## Stated problem
Write out every entry, unchanged. Skip any picture.

[Stored dataset items]
+ + +

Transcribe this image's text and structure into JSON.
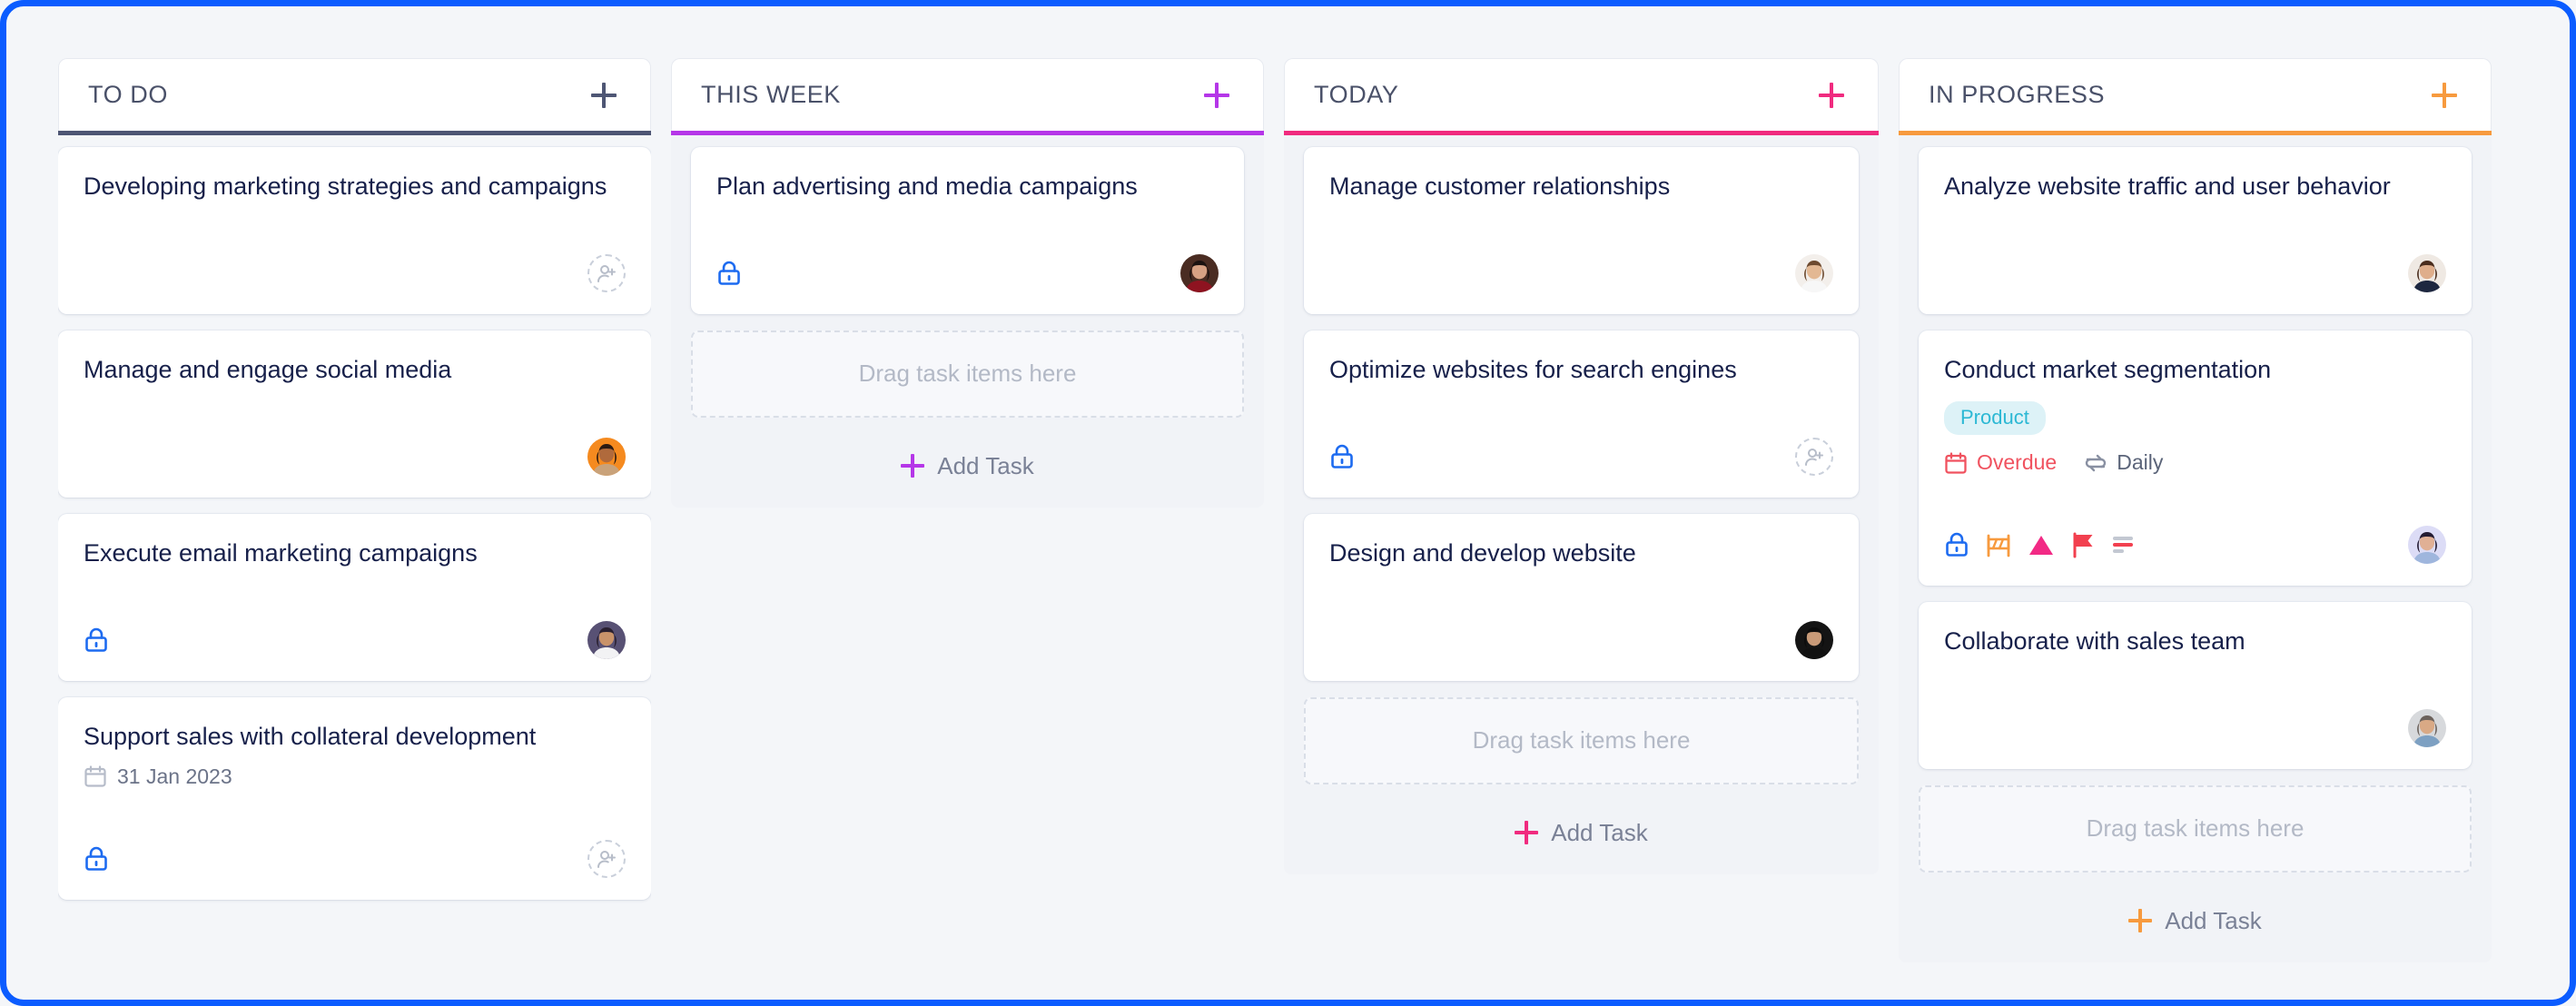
{
  "board": {
    "columns": [
      {
        "id": "todo",
        "title": "TO DO",
        "accent": "#4e5674",
        "add_label": "+",
        "dropzone_text": null,
        "add_task_label": null,
        "cards": [
          {
            "title": "Developing marketing strategies and campaigns",
            "due_date": null,
            "labels": [],
            "status": null,
            "repeat": null,
            "icons": [],
            "assignee": "add-assignee"
          },
          {
            "title": "Manage and engage social media",
            "due_date": null,
            "labels": [],
            "status": null,
            "repeat": null,
            "icons": [],
            "assignee": "avatar-orange-woman"
          },
          {
            "title": "Execute email marketing campaigns",
            "due_date": null,
            "labels": [],
            "status": null,
            "repeat": null,
            "icons": [
              "lock-icon"
            ],
            "assignee": "avatar-purple-man"
          },
          {
            "title": "Support sales with collateral development",
            "due_date": "31 Jan 2023",
            "labels": [],
            "status": null,
            "repeat": null,
            "icons": [
              "lock-icon"
            ],
            "assignee": "add-assignee"
          }
        ]
      },
      {
        "id": "this-week",
        "title": "THIS WEEK",
        "accent": "#b536e8",
        "add_label": "+",
        "dropzone_text": "Drag task items here",
        "add_task_label": "Add Task",
        "cards": [
          {
            "title": "Plan advertising and media campaigns",
            "due_date": null,
            "labels": [],
            "status": null,
            "repeat": null,
            "icons": [
              "lock-icon"
            ],
            "assignee": "avatar-dark-red-woman"
          }
        ]
      },
      {
        "id": "today",
        "title": "TODAY",
        "accent": "#f02b7f",
        "add_label": "+",
        "dropzone_text": "Drag task items here",
        "add_task_label": "Add Task",
        "cards": [
          {
            "title": "Manage customer relationships",
            "due_date": null,
            "labels": [],
            "status": null,
            "repeat": null,
            "icons": [],
            "assignee": "avatar-glasses-man"
          },
          {
            "title": "Optimize websites for search engines",
            "due_date": null,
            "labels": [],
            "status": null,
            "repeat": null,
            "icons": [
              "lock-icon"
            ],
            "assignee": "add-assignee"
          },
          {
            "title": "Design and develop website",
            "due_date": null,
            "labels": [],
            "status": null,
            "repeat": null,
            "icons": [],
            "assignee": "avatar-black-woman"
          }
        ]
      },
      {
        "id": "in-progress",
        "title": "IN PROGRESS",
        "accent": "#f79a3e",
        "add_label": "+",
        "dropzone_text": "Drag task items here",
        "add_task_label": "Add Task",
        "cards": [
          {
            "title": "Analyze website traffic and user behavior",
            "due_date": null,
            "labels": [],
            "status": null,
            "repeat": null,
            "icons": [],
            "assignee": "avatar-brown-hair-woman"
          },
          {
            "title": "Conduct market segmentation",
            "due_date": null,
            "labels": [
              {
                "text": "Product",
                "color": "#2cb8d4",
                "bg": "#ddf2f7"
              }
            ],
            "status": "Overdue",
            "repeat": "Daily",
            "icons": [
              "lock-icon",
              "blocker-icon",
              "priority-triangle-icon",
              "flag-icon",
              "priority-bars-icon"
            ],
            "assignee": "avatar-lavender-woman"
          },
          {
            "title": "Collaborate with sales team",
            "due_date": null,
            "labels": [],
            "status": null,
            "repeat": null,
            "icons": [],
            "assignee": "avatar-gray-man"
          }
        ]
      }
    ]
  },
  "colors": {
    "lock": "#1d6bf0",
    "blocker": "#f79a3e",
    "priority_triangle": "#f22a85",
    "flag": "#f2404f",
    "overdue": "#f0525f",
    "card_title": "#17204a",
    "muted": "#b3b9c6",
    "focus_ring": "#0b5cff"
  }
}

+ + +

## Answer below
Transcribe this image's text and structure into JSON.
{
  "board": {
    "columns": [
      {
        "id": "todo",
        "title": "TO DO",
        "accent": "#4e5674",
        "add_label": "+",
        "dropzone_text": null,
        "add_task_label": null,
        "cards": [
          {
            "title": "Developing marketing strategies and campaigns",
            "due_date": null,
            "labels": [],
            "status": null,
            "repeat": null,
            "icons": [],
            "assignee": "add-assignee"
          },
          {
            "title": "Manage and engage social media",
            "due_date": null,
            "labels": [],
            "status": null,
            "repeat": null,
            "icons": [],
            "assignee": "avatar-orange-woman"
          },
          {
            "title": "Execute email marketing campaigns",
            "due_date": null,
            "labels": [],
            "status": null,
            "repeat": null,
            "icons": [
              "lock-icon"
            ],
            "assignee": "avatar-purple-man"
          },
          {
            "title": "Support sales with collateral development",
            "due_date": "31 Jan 2023",
            "labels": [],
            "status": null,
            "repeat": null,
            "icons": [
              "lock-icon"
            ],
            "assignee": "add-assignee"
          }
        ]
      },
      {
        "id": "this-week",
        "title": "THIS WEEK",
        "accent": "#b536e8",
        "add_label": "+",
        "dropzone_text": "Drag task items here",
        "add_task_label": "Add Task",
        "cards": [
          {
            "title": "Plan advertising and media campaigns",
            "due_date": null,
            "labels": [],
            "status": null,
            "repeat": null,
            "icons": [
              "lock-icon"
            ],
            "assignee": "avatar-dark-red-woman"
          }
        ]
      },
      {
        "id": "today",
        "title": "TODAY",
        "accent": "#f02b7f",
        "add_label": "+",
        "dropzone_text": "Drag task items here",
        "add_task_label": "Add Task",
        "cards": [
          {
            "title": "Manage customer relationships",
            "due_date": null,
            "labels": [],
            "status": null,
            "repeat": null,
            "icons": [],
            "assignee": "avatar-glasses-man"
          },
          {
            "title": "Optimize websites for search engines",
            "due_date": null,
            "labels": [],
            "status": null,
            "repeat": null,
            "icons": [
              "lock-icon"
            ],
            "assignee": "add-assignee"
          },
          {
            "title": "Design and develop website",
            "due_date": null,
            "labels": [],
            "status": null,
            "repeat": null,
            "icons": [],
            "assignee": "avatar-black-woman"
          }
        ]
      },
      {
        "id": "in-progress",
        "title": "IN PROGRESS",
        "accent": "#f79a3e",
        "add_label": "+",
        "dropzone_text": "Drag task items here",
        "add_task_label": "Add Task",
        "cards": [
          {
            "title": "Analyze website traffic and user behavior",
            "due_date": null,
            "labels": [],
            "status": null,
            "repeat": null,
            "icons": [],
            "assignee": "avatar-brown-hair-woman"
          },
          {
            "title": "Conduct market segmentation",
            "due_date": null,
            "labels": [
              {
                "text": "Product",
                "color": "#2cb8d4",
                "bg": "#ddf2f7"
              }
            ],
            "status": "Overdue",
            "repeat": "Daily",
            "icons": [
              "lock-icon",
              "blocker-icon",
              "priority-triangle-icon",
              "flag-icon",
              "priority-bars-icon"
            ],
            "assignee": "avatar-lavender-woman"
          },
          {
            "title": "Collaborate with sales team",
            "due_date": null,
            "labels": [],
            "status": null,
            "repeat": null,
            "icons": [],
            "assignee": "avatar-gray-man"
          }
        ]
      }
    ]
  },
  "colors": {
    "lock": "#1d6bf0",
    "blocker": "#f79a3e",
    "priority_triangle": "#f22a85",
    "flag": "#f2404f",
    "overdue": "#f0525f",
    "card_title": "#17204a",
    "muted": "#b3b9c6",
    "focus_ring": "#0b5cff"
  }
}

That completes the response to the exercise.